[EXERCISE DESCRIPTION]: Copy everything in the data below exactly except the pictures.

[DATA FOR THE TASK]:
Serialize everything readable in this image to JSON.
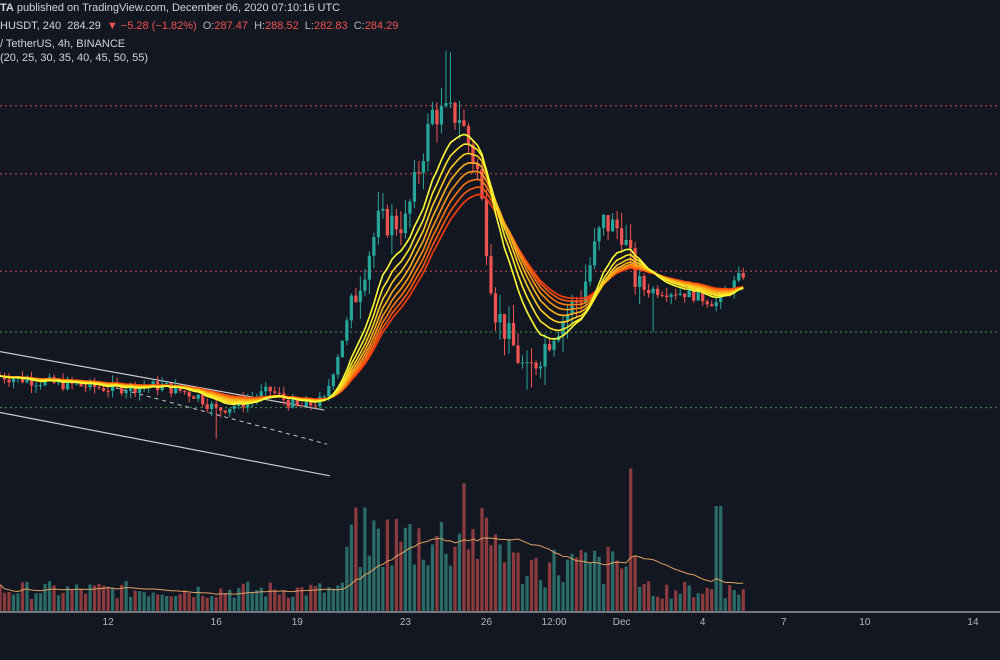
{
  "header": {
    "line1": {
      "author_fragment": "TA",
      "published": "published on TradingView.com, December 06, 2020 07:10:16 UTC"
    },
    "line2": {
      "symbol_fragment": "HUSDT, 240",
      "last": "284.29",
      "change": "−5.28 (−1.82%)",
      "o_label": "O:",
      "o_val": "287.47",
      "h_label": "H:",
      "h_val": "288.52",
      "l_label": "L:",
      "l_val": "282.83",
      "c_label": "C:",
      "c_val": "284.29"
    },
    "line3": "/ TetherUS, 4h, BINANCE",
    "line4": "(20, 25, 30, 35, 40, 45, 50, 55)"
  },
  "colors": {
    "background": "#131722",
    "up": "#26a69a",
    "down": "#ef5350",
    "vol_up": "#2a6b68",
    "vol_down": "#8b3b3e",
    "red_level": "#ef5350",
    "green_level": "#4caf50",
    "channel": "#c8c8c8",
    "vol_ma": "#e0a060",
    "ribbon": [
      "#ffff33",
      "#ffe62a",
      "#ffcc22",
      "#ffb01c",
      "#ff9416",
      "#ff7812",
      "#ff5a0e",
      "#ff3c0a"
    ]
  },
  "chart_data": {
    "type": "candlestick",
    "symbol": "HUSDT",
    "exchange": "BINANCE",
    "interval": "4h",
    "x_ticks": [
      "12",
      "16",
      "19",
      "23",
      "26",
      "12:00",
      "Dec",
      "4",
      "7",
      "10",
      "14"
    ],
    "x_tick_days": [
      12,
      16,
      19,
      23,
      26,
      28.5,
      31,
      34,
      37,
      40,
      44
    ],
    "x_range": [
      8,
      45
    ],
    "y_range": [
      170,
      400
    ],
    "horizontal_levels": {
      "red_dashed": [
        373,
        345,
        305
      ],
      "green_dotted": [
        280,
        249
      ]
    },
    "anchors": [
      {
        "d": 8,
        "p": 262
      },
      {
        "d": 10,
        "p": 259
      },
      {
        "d": 12,
        "p": 257
      },
      {
        "d": 14,
        "p": 258
      },
      {
        "d": 15.3,
        "p": 254
      },
      {
        "d": 16,
        "p": 248
      },
      {
        "d": 17,
        "p": 251
      },
      {
        "d": 18,
        "p": 256
      },
      {
        "d": 19,
        "p": 249
      },
      {
        "d": 20,
        "p": 252
      },
      {
        "d": 21,
        "p": 290
      },
      {
        "d": 22,
        "p": 325
      },
      {
        "d": 23,
        "p": 325
      },
      {
        "d": 24,
        "p": 370
      },
      {
        "d": 25,
        "p": 369
      },
      {
        "d": 25.7,
        "p": 345
      },
      {
        "d": 26.3,
        "p": 290
      },
      {
        "d": 27.5,
        "p": 262
      },
      {
        "d": 28.5,
        "p": 281
      },
      {
        "d": 29.5,
        "p": 295
      },
      {
        "d": 30.3,
        "p": 325
      },
      {
        "d": 31,
        "p": 322
      },
      {
        "d": 31.6,
        "p": 298
      },
      {
        "d": 33.5,
        "p": 296
      },
      {
        "d": 34.5,
        "p": 292
      },
      {
        "d": 35.5,
        "p": 304
      }
    ],
    "ema_periods": [
      20,
      25,
      30,
      35,
      40,
      45,
      50,
      55
    ],
    "annotations": [
      "descending channel (white lines)",
      "dashed midline"
    ]
  }
}
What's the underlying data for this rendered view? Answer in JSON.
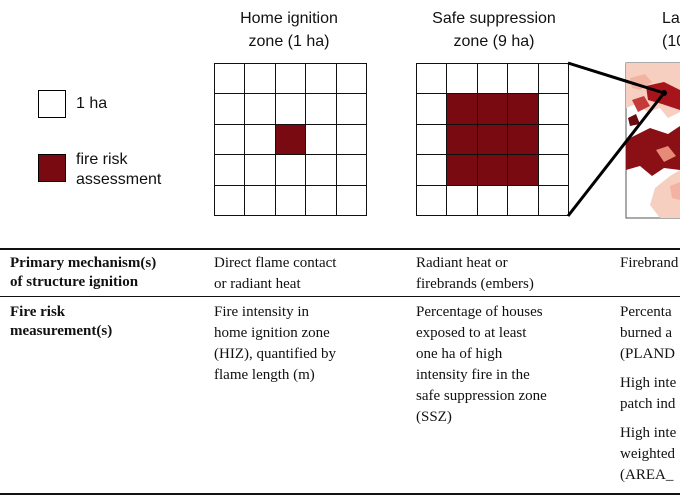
{
  "legend": {
    "cell_label": "1 ha",
    "risk_label_line1": "fire risk",
    "risk_label_line2": "assessment"
  },
  "zones": [
    {
      "title_line1": "Home ignition",
      "title_line2": "zone (1 ha)"
    },
    {
      "title_line1": "Safe suppression",
      "title_line2": "zone (9 ha)"
    },
    {
      "title_line1": "La",
      "title_line2": "(10"
    }
  ],
  "colors": {
    "fire_risk_fill": "#7a0a12",
    "landscape_light": "#f7cfc0",
    "landscape_dark": "#8a1015"
  },
  "table": {
    "rows": [
      {
        "header_line1": "Primary mechanism(s)",
        "header_line2": "of structure ignition",
        "col1": [
          "Direct flame contact",
          "or radiant heat"
        ],
        "col2": [
          "Radiant heat or",
          "firebrands (embers)"
        ],
        "col3": [
          "Firebrand"
        ]
      },
      {
        "header_line1": "Fire risk",
        "header_line2": "measurement(s)",
        "col1": [
          "Fire intensity in",
          "home ignition zone",
          "(HIZ), quantified by",
          "flame length (m)"
        ],
        "col2": [
          "Percentage of houses",
          "exposed to at least",
          "one ha of high",
          "intensity fire in the",
          "safe suppression zone",
          "(SSZ)"
        ],
        "col3_items": [
          [
            "Percenta",
            "burned a",
            "(PLAND"
          ],
          [
            "High inte",
            "patch ind"
          ],
          [
            "High inte",
            "weighted",
            "(AREA_"
          ]
        ]
      }
    ]
  }
}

[RESULT BELOW]:
Serialize everything readable in this image to JSON.
{
  "header": {
    "line1": {
      "author_fragment": "TA",
      "published": "published on TradingView.com, December 06, 2020 07:10:16 UTC"
    },
    "line2": {
      "symbol_fragment": "HUSDT, 240",
      "last": "284.29",
      "change": "−5.28 (−1.82%)",
      "o_label": "O:",
      "o_val": "287.47",
      "h_label": "H:",
      "h_val": "288.52",
      "l_label": "L:",
      "l_val": "282.83",
      "c_label": "C:",
      "c_val": "284.29"
    },
    "line3": "/ TetherUS, 4h, BINANCE",
    "line4": "(20, 25, 30, 35, 40, 45, 50, 55)"
  },
  "colors": {
    "background": "#131722",
    "up": "#26a69a",
    "down": "#ef5350",
    "vol_up": "#2a6b68",
    "vol_down": "#8b3b3e",
    "red_level": "#ef5350",
    "green_level": "#4caf50",
    "channel": "#c8c8c8",
    "vol_ma": "#e0a060",
    "ribbon": [
      "#ffff33",
      "#ffe62a",
      "#ffcc22",
      "#ffb01c",
      "#ff9416",
      "#ff7812",
      "#ff5a0e",
      "#ff3c0a"
    ]
  },
  "chart_data": {
    "type": "candlestick",
    "symbol": "HUSDT",
    "exchange": "BINANCE",
    "interval": "4h",
    "x_ticks": [
      "12",
      "16",
      "19",
      "23",
      "26",
      "12:00",
      "Dec",
      "4",
      "7",
      "10",
      "14"
    ],
    "x_tick_days": [
      12,
      16,
      19,
      23,
      26,
      28.5,
      31,
      34,
      37,
      40,
      44
    ],
    "x_range": [
      8,
      45
    ],
    "y_range": [
      170,
      400
    ],
    "horizontal_levels": {
      "red_dashed": [
        373,
        345,
        305
      ],
      "green_dotted": [
        280,
        249
      ]
    },
    "anchors": [
      {
        "d": 8,
        "p": 262
      },
      {
        "d": 10,
        "p": 259
      },
      {
        "d": 12,
        "p": 257
      },
      {
        "d": 14,
        "p": 258
      },
      {
        "d": 15.3,
        "p": 254
      },
      {
        "d": 16,
        "p": 248
      },
      {
        "d": 17,
        "p": 251
      },
      {
        "d": 18,
        "p": 256
      },
      {
        "d": 19,
        "p": 249
      },
      {
        "d": 20,
        "p": 252
      },
      {
        "d": 21,
        "p": 290
      },
      {
        "d": 22,
        "p": 325
      },
      {
        "d": 23,
        "p": 325
      },
      {
        "d": 24,
        "p": 370
      },
      {
        "d": 25,
        "p": 369
      },
      {
        "d": 25.7,
        "p": 345
      },
      {
        "d": 26.3,
        "p": 290
      },
      {
        "d": 27.5,
        "p": 262
      },
      {
        "d": 28.5,
        "p": 281
      },
      {
        "d": 29.5,
        "p": 295
      },
      {
        "d": 30.3,
        "p": 325
      },
      {
        "d": 31,
        "p": 322
      },
      {
        "d": 31.6,
        "p": 298
      },
      {
        "d": 33.5,
        "p": 296
      },
      {
        "d": 34.5,
        "p": 292
      },
      {
        "d": 35.5,
        "p": 304
      }
    ],
    "ema_periods": [
      20,
      25,
      30,
      35,
      40,
      45,
      50,
      55
    ],
    "annotations": [
      "descending channel (white lines)",
      "dashed midline"
    ]
  }
}
What's the underlying data for this rendered view? Answer in JSON.
{
  "legend": {
    "cell_label": "1 ha",
    "risk_label_line1": "fire risk",
    "risk_label_line2": "assessment"
  },
  "zones": [
    {
      "title_line1": "Home ignition",
      "title_line2": "zone (1 ha)"
    },
    {
      "title_line1": "Safe suppression",
      "title_line2": "zone (9 ha)"
    },
    {
      "title_line1": "La",
      "title_line2": "(10"
    }
  ],
  "colors": {
    "fire_risk_fill": "#7a0a12",
    "landscape_light": "#f7cfc0",
    "landscape_dark": "#8a1015"
  },
  "table": {
    "rows": [
      {
        "header_line1": "Primary mechanism(s)",
        "header_line2": "of structure ignition",
        "col1": [
          "Direct flame contact",
          "or radiant heat"
        ],
        "col2": [
          "Radiant heat or",
          "firebrands (embers)"
        ],
        "col3": [
          "Firebrand"
        ]
      },
      {
        "header_line1": "Fire risk",
        "header_line2": "measurement(s)",
        "col1": [
          "Fire intensity in",
          "home ignition zone",
          "(HIZ), quantified by",
          "flame length (m)"
        ],
        "col2": [
          "Percentage of houses",
          "exposed to at least",
          "one ha of high",
          "intensity fire in the",
          "safe suppression zone",
          "(SSZ)"
        ],
        "col3_items": [
          [
            "Percenta",
            "burned a",
            "(PLAND"
          ],
          [
            "High inte",
            "patch ind"
          ],
          [
            "High inte",
            "weighted",
            "(AREA_"
          ]
        ]
      }
    ]
  }
}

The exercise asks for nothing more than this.